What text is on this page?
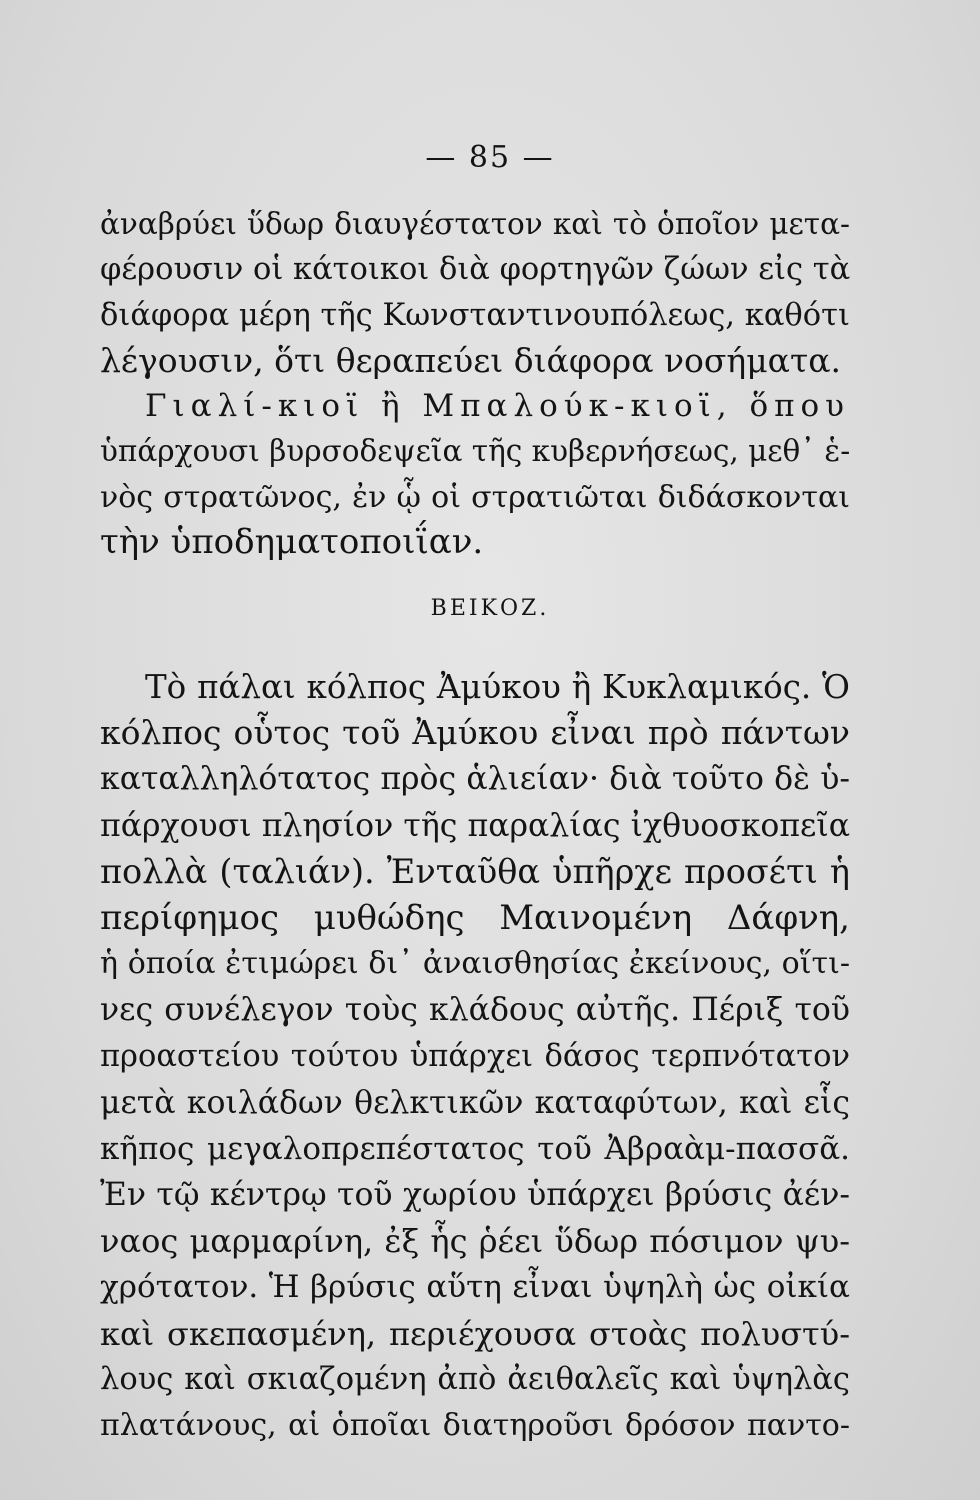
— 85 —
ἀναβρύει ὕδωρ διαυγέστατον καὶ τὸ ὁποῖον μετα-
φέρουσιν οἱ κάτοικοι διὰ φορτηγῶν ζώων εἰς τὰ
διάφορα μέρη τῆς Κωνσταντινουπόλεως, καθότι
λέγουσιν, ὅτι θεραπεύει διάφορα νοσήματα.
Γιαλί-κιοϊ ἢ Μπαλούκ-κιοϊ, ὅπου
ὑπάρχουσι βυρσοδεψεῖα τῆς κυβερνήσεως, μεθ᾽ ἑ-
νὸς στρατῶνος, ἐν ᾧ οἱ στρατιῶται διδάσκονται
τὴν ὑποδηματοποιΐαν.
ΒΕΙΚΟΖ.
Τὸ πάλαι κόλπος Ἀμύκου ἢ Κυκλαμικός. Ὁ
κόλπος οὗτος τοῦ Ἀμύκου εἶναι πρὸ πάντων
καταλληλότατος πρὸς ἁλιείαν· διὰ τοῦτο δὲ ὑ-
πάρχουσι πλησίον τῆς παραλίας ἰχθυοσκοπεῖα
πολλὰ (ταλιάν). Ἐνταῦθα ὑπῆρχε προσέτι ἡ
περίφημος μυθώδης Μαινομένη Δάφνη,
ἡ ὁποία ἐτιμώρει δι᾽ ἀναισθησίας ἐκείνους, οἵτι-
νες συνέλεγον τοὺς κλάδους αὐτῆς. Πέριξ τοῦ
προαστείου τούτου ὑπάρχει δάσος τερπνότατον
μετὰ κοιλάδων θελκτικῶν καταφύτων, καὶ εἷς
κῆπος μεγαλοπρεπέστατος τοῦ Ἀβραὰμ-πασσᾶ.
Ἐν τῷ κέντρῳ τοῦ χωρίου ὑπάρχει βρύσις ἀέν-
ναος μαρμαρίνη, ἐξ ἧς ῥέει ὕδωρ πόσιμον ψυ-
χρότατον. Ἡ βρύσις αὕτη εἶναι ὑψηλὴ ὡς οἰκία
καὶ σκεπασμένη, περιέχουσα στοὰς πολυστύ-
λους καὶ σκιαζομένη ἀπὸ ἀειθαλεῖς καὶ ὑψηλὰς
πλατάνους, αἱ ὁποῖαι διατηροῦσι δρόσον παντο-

### What the task asks
Give the number of lines in the listing above that contain "εἶναι", and nothing else.

### Completed task
2